Records supplied:
"""

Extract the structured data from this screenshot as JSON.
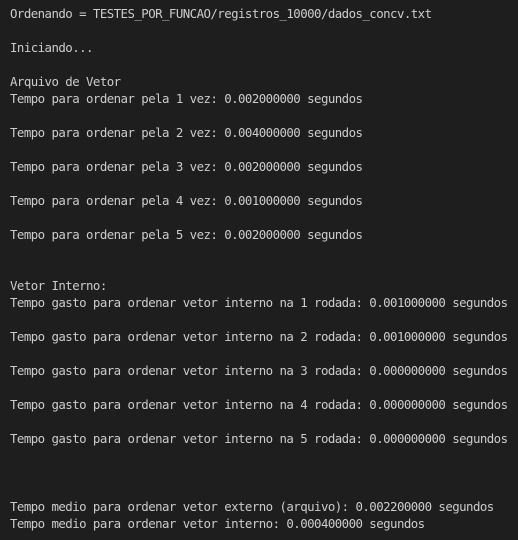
{
  "terminal": {
    "header": {
      "ordering_file": "Ordenando = TESTES_POR_FUNCAO/registros_10000/dados_concv.txt",
      "starting": "Iniciando..."
    },
    "vector_file": {
      "title": "Arquivo de Vetor",
      "runs": [
        "Tempo para ordenar pela 1 vez: 0.002000000 segundos",
        "Tempo para ordenar pela 2 vez: 0.004000000 segundos",
        "Tempo para ordenar pela 3 vez: 0.002000000 segundos",
        "Tempo para ordenar pela 4 vez: 0.001000000 segundos",
        "Tempo para ordenar pela 5 vez: 0.002000000 segundos"
      ]
    },
    "internal_vector": {
      "title": "Vetor Interno:",
      "runs": [
        "Tempo gasto para ordenar vetor interno na 1 rodada: 0.001000000 segundos",
        "Tempo gasto para ordenar vetor interno na 2 rodada: 0.001000000 segundos",
        "Tempo gasto para ordenar vetor interno na 3 rodada: 0.000000000 segundos",
        "Tempo gasto para ordenar vetor interno na 4 rodada: 0.000000000 segundos",
        "Tempo gasto para ordenar vetor interno na 5 rodada: 0.000000000 segundos"
      ]
    },
    "summary": {
      "external_avg": "Tempo medio para ordenar vetor externo (arquivo): 0.002200000 segundos",
      "internal_avg": "Tempo medio para ordenar vetor interno: 0.000400000 segundos"
    }
  }
}
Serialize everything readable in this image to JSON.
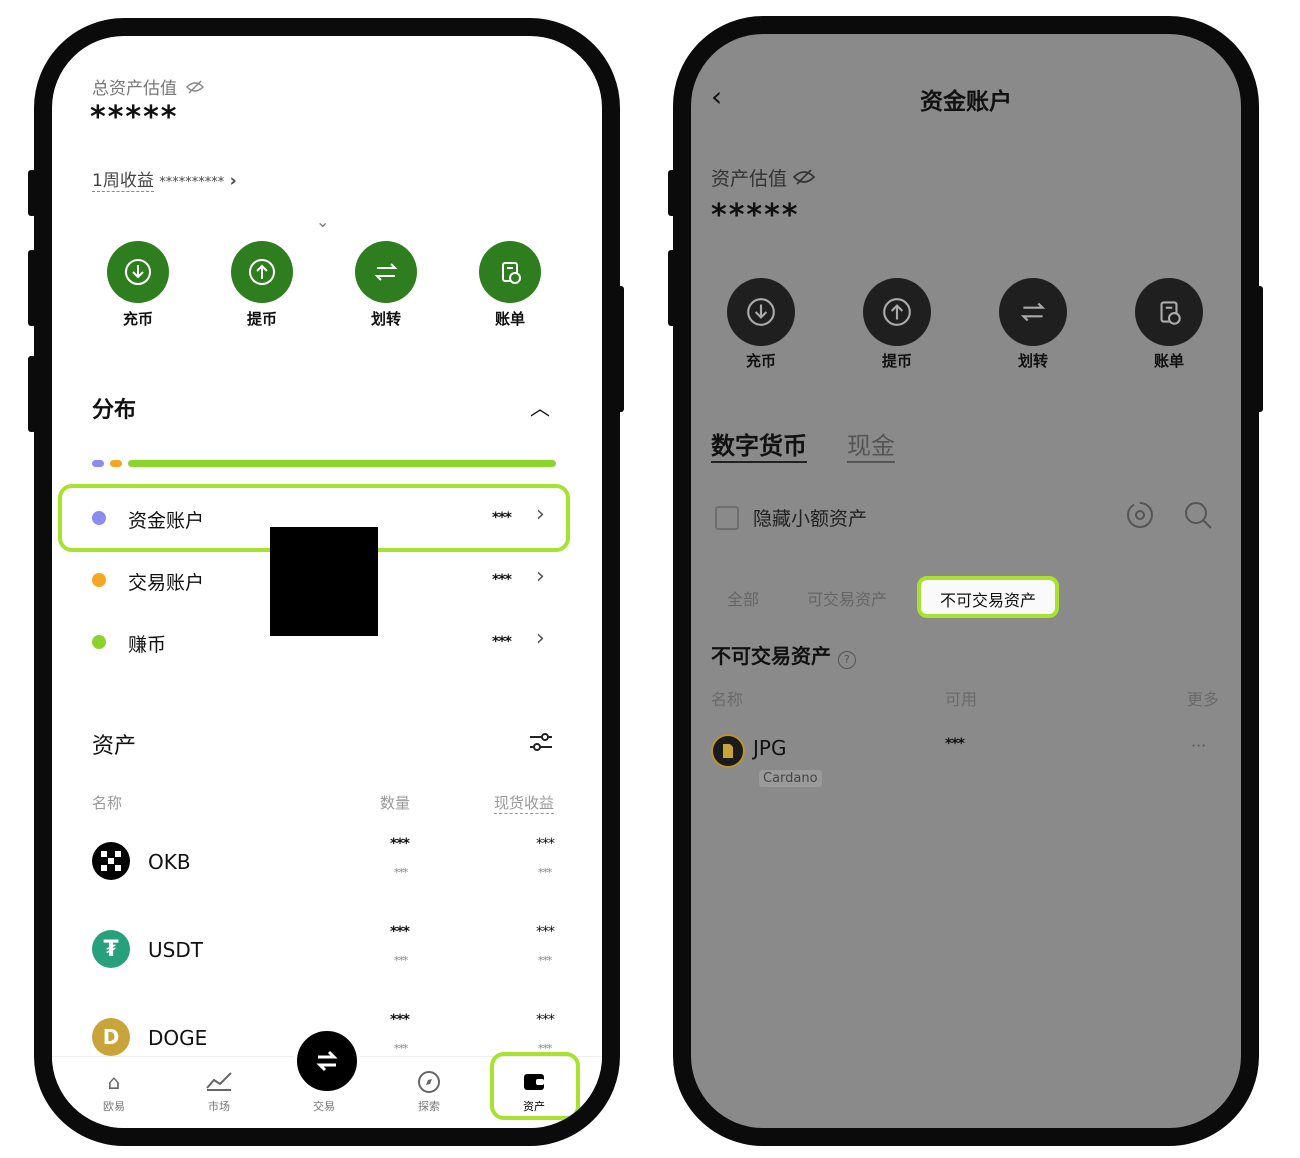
{
  "left": {
    "total_label": "总资产估值",
    "total_value": "*****",
    "weekly_label": "1周收益",
    "weekly_value": "**********",
    "actions": [
      {
        "label": "充币",
        "icon": "deposit-icon"
      },
      {
        "label": "提币",
        "icon": "withdraw-icon"
      },
      {
        "label": "划转",
        "icon": "transfer-icon"
      },
      {
        "label": "账单",
        "icon": "bill-icon"
      }
    ],
    "distribution_title": "分布",
    "accounts": [
      {
        "name": "资金账户",
        "value": "***",
        "color": "#8b8bf0"
      },
      {
        "name": "交易账户",
        "value": "***",
        "color": "#f5a623"
      },
      {
        "name": "赚币",
        "value": "***",
        "color": "#8bd42b"
      }
    ],
    "assets_title": "资产",
    "columns": {
      "name": "名称",
      "qty": "数量",
      "pnl": "现货收益"
    },
    "assets": [
      {
        "symbol": "OKB",
        "qty": "***",
        "qty_sub": "***",
        "pnl": "***",
        "pnl_sub": "***"
      },
      {
        "symbol": "USDT",
        "qty": "***",
        "qty_sub": "***",
        "pnl": "***",
        "pnl_sub": "***"
      },
      {
        "symbol": "DOGE",
        "qty": "***",
        "qty_sub": "***",
        "pnl": "***",
        "pnl_sub": "***"
      }
    ],
    "nav": [
      {
        "label": "欧易",
        "icon": "home-icon"
      },
      {
        "label": "市场",
        "icon": "market-icon"
      },
      {
        "label": "交易",
        "icon": "swap-icon"
      },
      {
        "label": "探索",
        "icon": "compass-icon"
      },
      {
        "label": "资产",
        "icon": "wallet-icon"
      }
    ]
  },
  "right": {
    "title": "资金账户",
    "total_label": "资产估值",
    "total_value": "*****",
    "actions": [
      {
        "label": "充币",
        "icon": "deposit-icon"
      },
      {
        "label": "提币",
        "icon": "withdraw-icon"
      },
      {
        "label": "划转",
        "icon": "transfer-icon"
      },
      {
        "label": "账单",
        "icon": "bill-icon"
      }
    ],
    "tabs": [
      "数字货币",
      "现金"
    ],
    "hide_small_label": "隐藏小额资产",
    "filters": [
      "全部",
      "可交易资产",
      "不可交易资产"
    ],
    "section_title": "不可交易资产",
    "columns": {
      "name": "名称",
      "avail": "可用",
      "more": "更多"
    },
    "asset": {
      "symbol": "JPG",
      "chain": "Cardano",
      "avail": "***",
      "more": "···"
    }
  },
  "colors": {
    "accent_green": "#2e7d1e",
    "highlight": "#a6e22e",
    "overlay_gray": "#8a8a8a"
  }
}
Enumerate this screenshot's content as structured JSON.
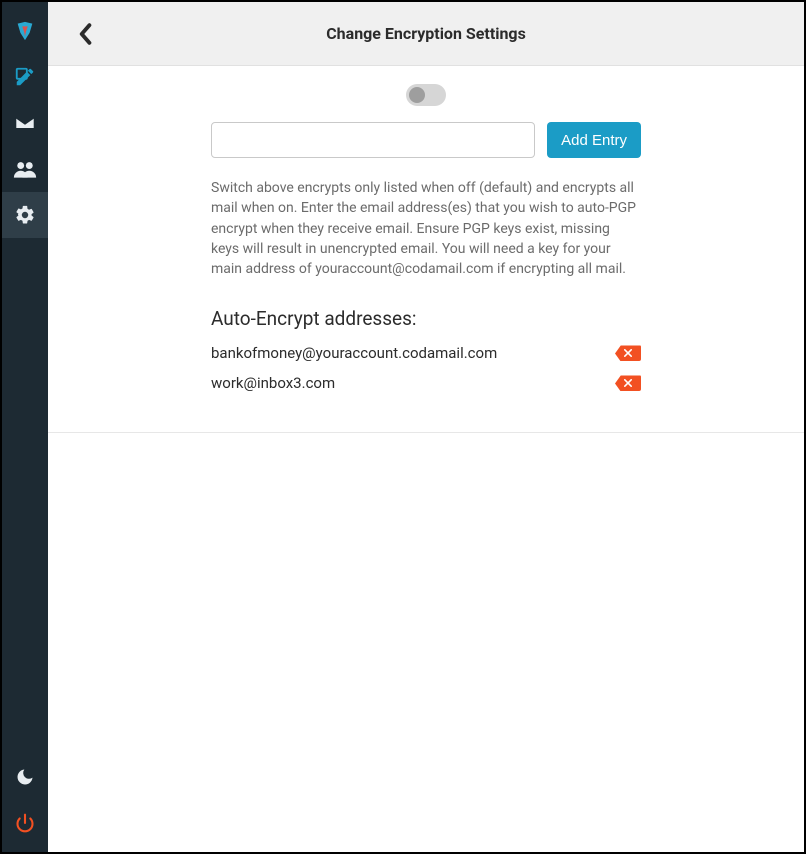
{
  "sidebar": {
    "items": [
      {
        "name": "logo"
      },
      {
        "name": "compose"
      },
      {
        "name": "mail"
      },
      {
        "name": "contacts"
      },
      {
        "name": "settings"
      }
    ],
    "bottom": [
      {
        "name": "dark-mode"
      },
      {
        "name": "power"
      }
    ]
  },
  "header": {
    "title": "Change Encryption Settings"
  },
  "form": {
    "toggle_on": false,
    "input_value": "",
    "add_label": "Add Entry",
    "helper": "Switch above encrypts only listed when off (default) and encrypts all mail when on. Enter the email address(es) that you wish to auto-PGP encrypt when they receive email. Ensure PGP keys exist, missing keys will result in unencrypted email. You will need a key for your main address of youraccount@codamail.com if encrypting all mail."
  },
  "list": {
    "heading": "Auto-Encrypt addresses:",
    "entries": [
      "bankofmoney@youraccount.codamail.com",
      "work@inbox3.com"
    ]
  }
}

"""

Challenge: Skip the images and write out the rest of the listing exactly.

Output for this task:
Extract the structured data from this screenshot as JSON.
{
  "terminal": {
    "header": {
      "ordering_file": "Ordenando = TESTES_POR_FUNCAO/registros_10000/dados_concv.txt",
      "starting": "Iniciando..."
    },
    "vector_file": {
      "title": "Arquivo de Vetor",
      "runs": [
        "Tempo para ordenar pela 1 vez: 0.002000000 segundos",
        "Tempo para ordenar pela 2 vez: 0.004000000 segundos",
        "Tempo para ordenar pela 3 vez: 0.002000000 segundos",
        "Tempo para ordenar pela 4 vez: 0.001000000 segundos",
        "Tempo para ordenar pela 5 vez: 0.002000000 segundos"
      ]
    },
    "internal_vector": {
      "title": "Vetor Interno:",
      "runs": [
        "Tempo gasto para ordenar vetor interno na 1 rodada: 0.001000000 segundos",
        "Tempo gasto para ordenar vetor interno na 2 rodada: 0.001000000 segundos",
        "Tempo gasto para ordenar vetor interno na 3 rodada: 0.000000000 segundos",
        "Tempo gasto para ordenar vetor interno na 4 rodada: 0.000000000 segundos",
        "Tempo gasto para ordenar vetor interno na 5 rodada: 0.000000000 segundos"
      ]
    },
    "summary": {
      "external_avg": "Tempo medio para ordenar vetor externo (arquivo): 0.002200000 segundos",
      "internal_avg": "Tempo medio para ordenar vetor interno: 0.000400000 segundos"
    }
  }
}
Serialize everything readable in this image to JSON.
{
  "left": {
    "total_label": "总资产估值",
    "total_value": "*****",
    "weekly_label": "1周收益",
    "weekly_value": "**********",
    "actions": [
      {
        "label": "充币",
        "icon": "deposit-icon"
      },
      {
        "label": "提币",
        "icon": "withdraw-icon"
      },
      {
        "label": "划转",
        "icon": "transfer-icon"
      },
      {
        "label": "账单",
        "icon": "bill-icon"
      }
    ],
    "distribution_title": "分布",
    "accounts": [
      {
        "name": "资金账户",
        "value": "***",
        "color": "#8b8bf0"
      },
      {
        "name": "交易账户",
        "value": "***",
        "color": "#f5a623"
      },
      {
        "name": "赚币",
        "value": "***",
        "color": "#8bd42b"
      }
    ],
    "assets_title": "资产",
    "columns": {
      "name": "名称",
      "qty": "数量",
      "pnl": "现货收益"
    },
    "assets": [
      {
        "symbol": "OKB",
        "qty": "***",
        "qty_sub": "***",
        "pnl": "***",
        "pnl_sub": "***"
      },
      {
        "symbol": "USDT",
        "qty": "***",
        "qty_sub": "***",
        "pnl": "***",
        "pnl_sub": "***"
      },
      {
        "symbol": "DOGE",
        "qty": "***",
        "qty_sub": "***",
        "pnl": "***",
        "pnl_sub": "***"
      }
    ],
    "nav": [
      {
        "label": "欧易",
        "icon": "home-icon"
      },
      {
        "label": "市场",
        "icon": "market-icon"
      },
      {
        "label": "交易",
        "icon": "swap-icon"
      },
      {
        "label": "探索",
        "icon": "compass-icon"
      },
      {
        "label": "资产",
        "icon": "wallet-icon"
      }
    ]
  },
  "right": {
    "title": "资金账户",
    "total_label": "资产估值",
    "total_value": "*****",
    "actions": [
      {
        "label": "充币",
        "icon": "deposit-icon"
      },
      {
        "label": "提币",
        "icon": "withdraw-icon"
      },
      {
        "label": "划转",
        "icon": "transfer-icon"
      },
      {
        "label": "账单",
        "icon": "bill-icon"
      }
    ],
    "tabs": [
      "数字货币",
      "现金"
    ],
    "hide_small_label": "隐藏小额资产",
    "filters": [
      "全部",
      "可交易资产",
      "不可交易资产"
    ],
    "section_title": "不可交易资产",
    "columns": {
      "name": "名称",
      "avail": "可用",
      "more": "更多"
    },
    "asset": {
      "symbol": "JPG",
      "chain": "Cardano",
      "avail": "***",
      "more": "···"
    }
  },
  "colors": {
    "accent_green": "#2e7d1e",
    "highlight": "#a6e22e",
    "overlay_gray": "#8a8a8a"
  }
}
Enumerate this screenshot's content as structured JSON.
{
  "sidebar": {
    "items": [
      {
        "name": "logo"
      },
      {
        "name": "compose"
      },
      {
        "name": "mail"
      },
      {
        "name": "contacts"
      },
      {
        "name": "settings"
      }
    ],
    "bottom": [
      {
        "name": "dark-mode"
      },
      {
        "name": "power"
      }
    ]
  },
  "header": {
    "title": "Change Encryption Settings"
  },
  "form": {
    "toggle_on": false,
    "input_value": "",
    "add_label": "Add Entry",
    "helper": "Switch above encrypts only listed when off (default) and encrypts all mail when on. Enter the email address(es) that you wish to auto-PGP encrypt when they receive email. Ensure PGP keys exist, missing keys will result in unencrypted email. You will need a key for your main address of youraccount@codamail.com if encrypting all mail."
  },
  "list": {
    "heading": "Auto-Encrypt addresses:",
    "entries": [
      "bankofmoney@youraccount.codamail.com",
      "work@inbox3.com"
    ]
  }
}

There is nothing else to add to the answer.